Stored data entries ::
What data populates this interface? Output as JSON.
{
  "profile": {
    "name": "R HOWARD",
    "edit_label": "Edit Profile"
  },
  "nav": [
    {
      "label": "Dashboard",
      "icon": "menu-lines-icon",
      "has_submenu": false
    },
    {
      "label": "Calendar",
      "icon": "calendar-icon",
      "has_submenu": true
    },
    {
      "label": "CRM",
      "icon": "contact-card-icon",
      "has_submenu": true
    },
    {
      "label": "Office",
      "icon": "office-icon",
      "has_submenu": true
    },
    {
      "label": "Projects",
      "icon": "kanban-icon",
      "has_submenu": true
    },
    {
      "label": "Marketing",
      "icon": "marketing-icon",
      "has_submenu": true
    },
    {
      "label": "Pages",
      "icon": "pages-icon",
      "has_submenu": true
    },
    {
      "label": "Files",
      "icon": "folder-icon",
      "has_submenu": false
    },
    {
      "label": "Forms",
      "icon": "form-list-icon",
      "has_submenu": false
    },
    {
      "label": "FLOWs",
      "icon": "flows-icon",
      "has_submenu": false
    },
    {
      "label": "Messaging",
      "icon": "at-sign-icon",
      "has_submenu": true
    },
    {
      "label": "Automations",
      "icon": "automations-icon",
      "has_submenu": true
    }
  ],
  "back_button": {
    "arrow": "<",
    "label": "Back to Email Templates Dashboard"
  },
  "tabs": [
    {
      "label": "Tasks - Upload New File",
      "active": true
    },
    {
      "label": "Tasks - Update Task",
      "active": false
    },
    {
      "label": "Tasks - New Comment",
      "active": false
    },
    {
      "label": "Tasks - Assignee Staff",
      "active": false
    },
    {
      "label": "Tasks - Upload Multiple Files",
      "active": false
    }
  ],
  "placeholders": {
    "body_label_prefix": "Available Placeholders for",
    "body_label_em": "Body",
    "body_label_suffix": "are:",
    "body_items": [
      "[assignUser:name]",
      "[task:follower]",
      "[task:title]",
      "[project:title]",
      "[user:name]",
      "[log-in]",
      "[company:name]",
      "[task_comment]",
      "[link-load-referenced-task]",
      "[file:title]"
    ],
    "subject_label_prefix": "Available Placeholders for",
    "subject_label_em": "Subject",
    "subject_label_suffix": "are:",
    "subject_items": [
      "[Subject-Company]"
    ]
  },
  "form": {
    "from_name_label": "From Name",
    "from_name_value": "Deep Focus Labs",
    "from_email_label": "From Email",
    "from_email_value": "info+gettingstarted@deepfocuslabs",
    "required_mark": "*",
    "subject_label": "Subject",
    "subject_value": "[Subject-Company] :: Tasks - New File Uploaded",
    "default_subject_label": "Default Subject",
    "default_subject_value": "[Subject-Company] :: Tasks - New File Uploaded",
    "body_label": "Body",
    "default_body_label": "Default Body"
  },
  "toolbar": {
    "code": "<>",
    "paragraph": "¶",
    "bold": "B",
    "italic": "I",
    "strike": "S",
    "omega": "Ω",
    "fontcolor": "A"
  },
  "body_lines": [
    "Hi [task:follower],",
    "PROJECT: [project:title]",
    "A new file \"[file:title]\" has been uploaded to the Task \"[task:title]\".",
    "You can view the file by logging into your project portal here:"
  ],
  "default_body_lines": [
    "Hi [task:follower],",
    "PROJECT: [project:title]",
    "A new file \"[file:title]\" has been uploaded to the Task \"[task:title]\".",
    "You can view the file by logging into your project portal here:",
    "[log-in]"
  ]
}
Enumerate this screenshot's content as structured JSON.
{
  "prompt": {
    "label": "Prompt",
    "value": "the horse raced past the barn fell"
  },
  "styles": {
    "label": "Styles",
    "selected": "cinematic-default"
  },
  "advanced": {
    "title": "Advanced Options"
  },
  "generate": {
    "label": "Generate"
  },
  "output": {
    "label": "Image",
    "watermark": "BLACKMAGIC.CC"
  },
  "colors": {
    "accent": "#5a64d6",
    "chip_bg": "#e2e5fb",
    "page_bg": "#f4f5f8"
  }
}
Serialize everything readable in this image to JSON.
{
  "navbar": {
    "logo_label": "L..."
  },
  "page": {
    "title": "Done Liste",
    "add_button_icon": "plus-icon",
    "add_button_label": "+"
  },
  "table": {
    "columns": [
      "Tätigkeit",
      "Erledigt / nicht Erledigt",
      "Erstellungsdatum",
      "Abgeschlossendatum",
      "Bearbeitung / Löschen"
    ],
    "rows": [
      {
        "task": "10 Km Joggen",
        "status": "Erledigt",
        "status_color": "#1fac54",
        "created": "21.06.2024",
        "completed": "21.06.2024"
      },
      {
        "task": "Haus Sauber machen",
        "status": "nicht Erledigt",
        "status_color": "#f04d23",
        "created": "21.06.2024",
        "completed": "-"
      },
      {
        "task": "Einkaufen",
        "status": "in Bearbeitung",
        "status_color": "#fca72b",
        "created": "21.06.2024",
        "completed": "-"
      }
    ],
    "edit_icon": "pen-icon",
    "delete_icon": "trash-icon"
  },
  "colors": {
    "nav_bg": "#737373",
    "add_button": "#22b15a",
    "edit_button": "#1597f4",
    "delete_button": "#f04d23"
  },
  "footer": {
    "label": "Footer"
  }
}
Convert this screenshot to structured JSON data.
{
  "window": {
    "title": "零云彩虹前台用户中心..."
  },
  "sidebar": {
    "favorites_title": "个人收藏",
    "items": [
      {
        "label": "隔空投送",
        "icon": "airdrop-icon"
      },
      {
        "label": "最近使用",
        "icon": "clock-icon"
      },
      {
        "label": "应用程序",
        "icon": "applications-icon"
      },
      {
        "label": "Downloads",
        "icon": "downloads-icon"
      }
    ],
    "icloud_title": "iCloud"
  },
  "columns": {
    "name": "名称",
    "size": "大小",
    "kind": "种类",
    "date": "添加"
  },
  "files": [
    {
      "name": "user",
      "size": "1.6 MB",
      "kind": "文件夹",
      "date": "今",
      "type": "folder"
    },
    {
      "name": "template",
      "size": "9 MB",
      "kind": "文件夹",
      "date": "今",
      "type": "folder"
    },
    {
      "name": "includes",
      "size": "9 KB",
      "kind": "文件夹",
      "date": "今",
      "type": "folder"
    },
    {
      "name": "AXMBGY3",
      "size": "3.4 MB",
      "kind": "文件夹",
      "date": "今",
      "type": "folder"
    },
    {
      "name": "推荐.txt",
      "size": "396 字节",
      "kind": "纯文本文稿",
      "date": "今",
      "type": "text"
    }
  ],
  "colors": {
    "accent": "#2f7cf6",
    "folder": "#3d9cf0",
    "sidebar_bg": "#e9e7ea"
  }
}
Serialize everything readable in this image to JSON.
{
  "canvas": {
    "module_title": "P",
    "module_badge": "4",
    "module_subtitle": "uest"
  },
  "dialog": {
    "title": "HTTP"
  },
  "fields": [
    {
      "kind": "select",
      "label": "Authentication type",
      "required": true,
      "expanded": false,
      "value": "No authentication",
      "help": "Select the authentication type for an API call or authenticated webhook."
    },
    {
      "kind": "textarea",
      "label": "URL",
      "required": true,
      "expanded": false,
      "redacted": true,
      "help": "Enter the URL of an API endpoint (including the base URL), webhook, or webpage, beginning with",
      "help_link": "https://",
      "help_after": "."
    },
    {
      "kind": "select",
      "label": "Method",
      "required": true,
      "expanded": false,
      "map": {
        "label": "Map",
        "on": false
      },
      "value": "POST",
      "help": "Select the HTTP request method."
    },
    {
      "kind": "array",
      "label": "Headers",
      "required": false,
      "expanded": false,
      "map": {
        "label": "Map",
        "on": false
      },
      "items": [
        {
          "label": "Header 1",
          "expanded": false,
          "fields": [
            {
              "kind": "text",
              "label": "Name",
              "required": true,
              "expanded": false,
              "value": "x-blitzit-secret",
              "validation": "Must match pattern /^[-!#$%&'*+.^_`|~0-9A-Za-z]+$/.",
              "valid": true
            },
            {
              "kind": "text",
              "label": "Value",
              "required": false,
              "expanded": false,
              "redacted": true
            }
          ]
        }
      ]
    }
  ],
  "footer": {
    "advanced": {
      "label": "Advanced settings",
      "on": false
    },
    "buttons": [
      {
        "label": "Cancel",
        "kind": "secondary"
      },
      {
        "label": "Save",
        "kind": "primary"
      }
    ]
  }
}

WHAT TO PRODUCE :: In the data above, how many lines contain the string "portal"? Answer with the number only.

RESULT OF THIS EXERCISE :: 2